* BEGIN Listed entries *

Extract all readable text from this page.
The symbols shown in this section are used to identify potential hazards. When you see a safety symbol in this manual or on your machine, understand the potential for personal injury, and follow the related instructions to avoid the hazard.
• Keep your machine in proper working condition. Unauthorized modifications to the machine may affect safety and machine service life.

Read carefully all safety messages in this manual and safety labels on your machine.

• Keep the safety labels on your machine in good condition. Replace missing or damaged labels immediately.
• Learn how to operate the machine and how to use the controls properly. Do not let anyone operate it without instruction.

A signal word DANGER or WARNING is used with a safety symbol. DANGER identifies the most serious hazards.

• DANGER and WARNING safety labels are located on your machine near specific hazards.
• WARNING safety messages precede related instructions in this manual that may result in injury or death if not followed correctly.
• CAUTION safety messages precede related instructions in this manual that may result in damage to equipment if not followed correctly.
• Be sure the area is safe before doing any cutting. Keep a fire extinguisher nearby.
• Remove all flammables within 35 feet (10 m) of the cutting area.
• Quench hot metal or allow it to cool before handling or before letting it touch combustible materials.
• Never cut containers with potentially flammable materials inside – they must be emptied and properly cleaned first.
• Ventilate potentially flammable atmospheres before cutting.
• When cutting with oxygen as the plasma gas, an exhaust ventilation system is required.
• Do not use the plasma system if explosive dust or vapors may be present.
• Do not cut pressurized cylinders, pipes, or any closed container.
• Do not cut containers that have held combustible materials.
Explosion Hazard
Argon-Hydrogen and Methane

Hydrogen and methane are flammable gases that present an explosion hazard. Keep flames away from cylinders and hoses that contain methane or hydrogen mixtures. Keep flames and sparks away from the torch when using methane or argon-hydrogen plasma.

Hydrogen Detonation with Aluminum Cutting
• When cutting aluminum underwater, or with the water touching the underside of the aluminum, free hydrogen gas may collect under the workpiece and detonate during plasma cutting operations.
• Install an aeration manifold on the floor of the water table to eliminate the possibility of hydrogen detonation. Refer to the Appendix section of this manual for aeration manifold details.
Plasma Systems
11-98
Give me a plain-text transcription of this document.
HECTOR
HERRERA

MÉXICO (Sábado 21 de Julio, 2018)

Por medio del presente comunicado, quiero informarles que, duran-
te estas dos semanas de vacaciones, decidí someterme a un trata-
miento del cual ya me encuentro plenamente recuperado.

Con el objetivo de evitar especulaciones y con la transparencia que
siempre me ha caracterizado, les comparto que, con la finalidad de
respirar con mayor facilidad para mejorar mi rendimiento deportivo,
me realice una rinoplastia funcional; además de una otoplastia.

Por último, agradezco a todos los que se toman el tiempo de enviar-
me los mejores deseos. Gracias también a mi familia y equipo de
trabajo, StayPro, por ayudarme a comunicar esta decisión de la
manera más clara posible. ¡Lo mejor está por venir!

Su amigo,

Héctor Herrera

* END Listed entries *

● Problem to work on: Above are some records. Print them all exactly.

● Full output:
Extract all readable text from this page.
The symbols shown in this section are used to identify potential hazards. When you see a safety symbol in this manual or on your machine, understand the potential for personal injury, and follow the related instructions to avoid the hazard.
• Keep your machine in proper working condition. Unauthorized modifications to the machine may affect safety and machine service life.

Read carefully all safety messages in this manual and safety labels on your machine.

• Keep the safety labels on your machine in good condition. Replace missing or damaged labels immediately.
• Learn how to operate the machine and how to use the controls properly. Do not let anyone operate it without instruction.

A signal word DANGER or WARNING is used with a safety symbol. DANGER identifies the most serious hazards.

• DANGER and WARNING safety labels are located on your machine near specific hazards.
• WARNING safety messages precede related instructions in this manual that may result in injury or death if not followed correctly.
• CAUTION safety messages precede related instructions in this manual that may result in damage to equipment if not followed correctly.
• Be sure the area is safe before doing any cutting. Keep a fire extinguisher nearby.
• Remove all flammables within 35 feet (10 m) of the cutting area.
• Quench hot metal or allow it to cool before handling or before letting it touch combustible materials.
• Never cut containers with potentially flammable materials inside – they must be emptied and properly cleaned first.
• Ventilate potentially flammable atmospheres before cutting.
• When cutting with oxygen as the plasma gas, an exhaust ventilation system is required.
• Do not use the plasma system if explosive dust or vapors may be present.
• Do not cut pressurized cylinders, pipes, or any closed container.
• Do not cut containers that have held combustible materials.
Explosion Hazard
Argon-Hydrogen and Methane

Hydrogen and methane are flammable gases that present an explosion hazard. Keep flames away from cylinders and hoses that contain methane or hydrogen mixtures. Keep flames and sparks away from the torch when using methane or argon-hydrogen plasma.

Hydrogen Detonation with Aluminum Cutting
• When cutting aluminum underwater, or with the water touching the underside of the aluminum, free hydrogen gas may collect under the workpiece and detonate during plasma cutting operations.
• Install an aeration manifold on the floor of the water table to eliminate the possibility of hydrogen detonation. Refer to the Appendix section of this manual for aeration manifold details.
Plasma Systems
11-98
Give me a plain-text transcription of this document.
HECTOR
HERRERA

MÉXICO (Sábado 21 de Julio, 2018)

Por medio del presente comunicado, quiero informarles que, duran-
te estas dos semanas de vacaciones, decidí someterme a un trata-
miento del cual ya me encuentro plenamente recuperado.

Con el objetivo de evitar especulaciones y con la transparencia que
siempre me ha caracterizado, les comparto que, con la finalidad de
respirar con mayor facilidad para mejorar mi rendimiento deportivo,
me realice una rinoplastia funcional; además de una otoplastia.

Por último, agradezco a todos los que se toman el tiempo de enviar-
me los mejores deseos. Gracias también a mi familia y equipo de
trabajo, StayPro, por ayudarme a comunicar esta decisión de la
manera más clara posible. ¡Lo mejor está por venir!

Su amigo,

Héctor Herrera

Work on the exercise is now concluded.